WORK TO DO: Copy out the whole listing exactly as written, leaving the pictures behind.

DATASET ENTRIES:

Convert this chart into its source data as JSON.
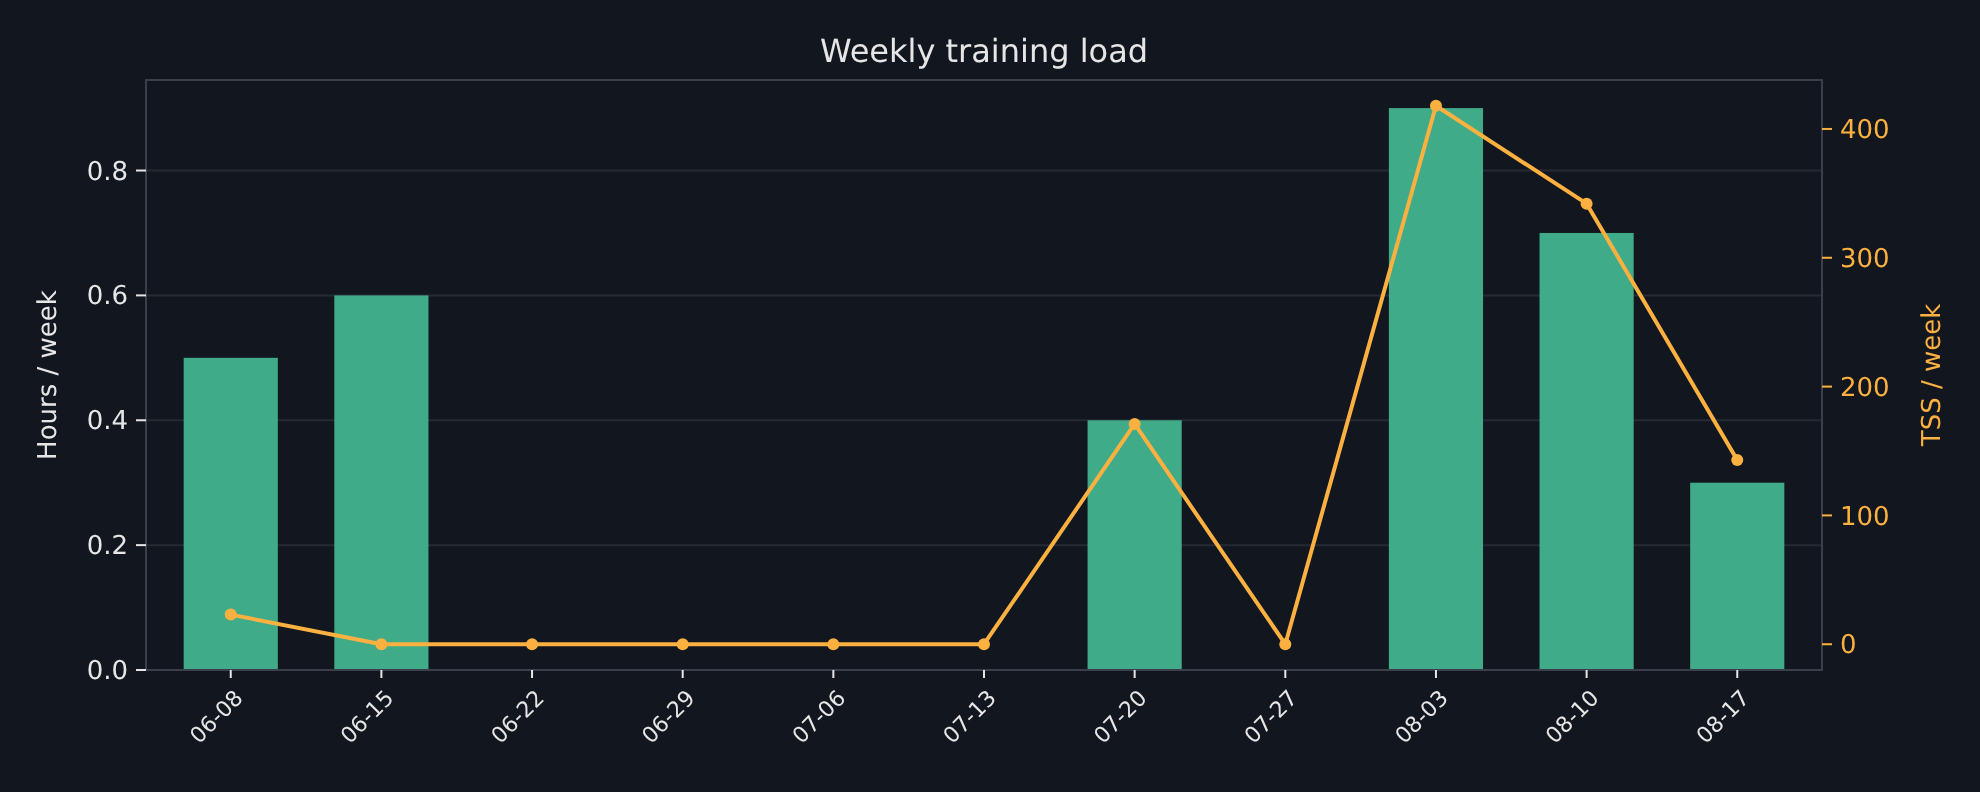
{
  "chart_data": {
    "type": "bar",
    "title": "Weekly training load",
    "ylabel": "Hours / week",
    "y2label": "TSS / week",
    "categories": [
      "06-08",
      "06-15",
      "06-22",
      "06-29",
      "07-06",
      "07-13",
      "07-20",
      "07-27",
      "08-03",
      "08-10",
      "08-17"
    ],
    "series": [
      {
        "color": "#43b38f",
        "values": [
          0.5,
          0.6,
          0,
          0,
          0,
          0,
          0.4,
          0,
          0.9,
          0.7,
          0.3
        ]
      },
      {
        "type": "line",
        "axis": "y2",
        "color": "#fbb040",
        "marker": "circle",
        "values": [
          23,
          0,
          0,
          0,
          0,
          0,
          171,
          0,
          418,
          342,
          143
        ]
      }
    ],
    "ylim": [
      0,
      0.945
    ],
    "yticks": [
      {
        "value": 0,
        "label": "0.0"
      },
      0.2,
      0.4,
      0.6,
      0.8
    ],
    "y2lim": [
      -20,
      438
    ],
    "y2ticks": [
      0,
      100,
      200,
      300,
      400
    ],
    "grid": "y"
  }
}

THE SOLUTION:
Convert this chart into its source data as JSON.
{
  "chart_data": {
    "type": "bar",
    "title": "Weekly training load",
    "ylabel": "Hours / week",
    "y2label": "TSS / week",
    "categories": [
      "06-08",
      "06-15",
      "06-22",
      "06-29",
      "07-06",
      "07-13",
      "07-20",
      "07-27",
      "08-03",
      "08-10",
      "08-17"
    ],
    "series": [
      {
        "color": "#43b38f",
        "values": [
          0.5,
          0.6,
          0,
          0,
          0,
          0,
          0.4,
          0,
          0.9,
          0.7,
          0.3
        ]
      },
      {
        "type": "line",
        "axis": "y2",
        "color": "#fbb040",
        "marker": "circle",
        "values": [
          23,
          0,
          0,
          0,
          0,
          0,
          171,
          0,
          418,
          342,
          143
        ]
      }
    ],
    "ylim": [
      0,
      0.945
    ],
    "yticks": [
      {
        "value": 0,
        "label": "0.0"
      },
      0.2,
      0.4,
      0.6,
      0.8
    ],
    "y2lim": [
      -20,
      438
    ],
    "y2ticks": [
      0,
      100,
      200,
      300,
      400
    ],
    "grid": "y"
  }
}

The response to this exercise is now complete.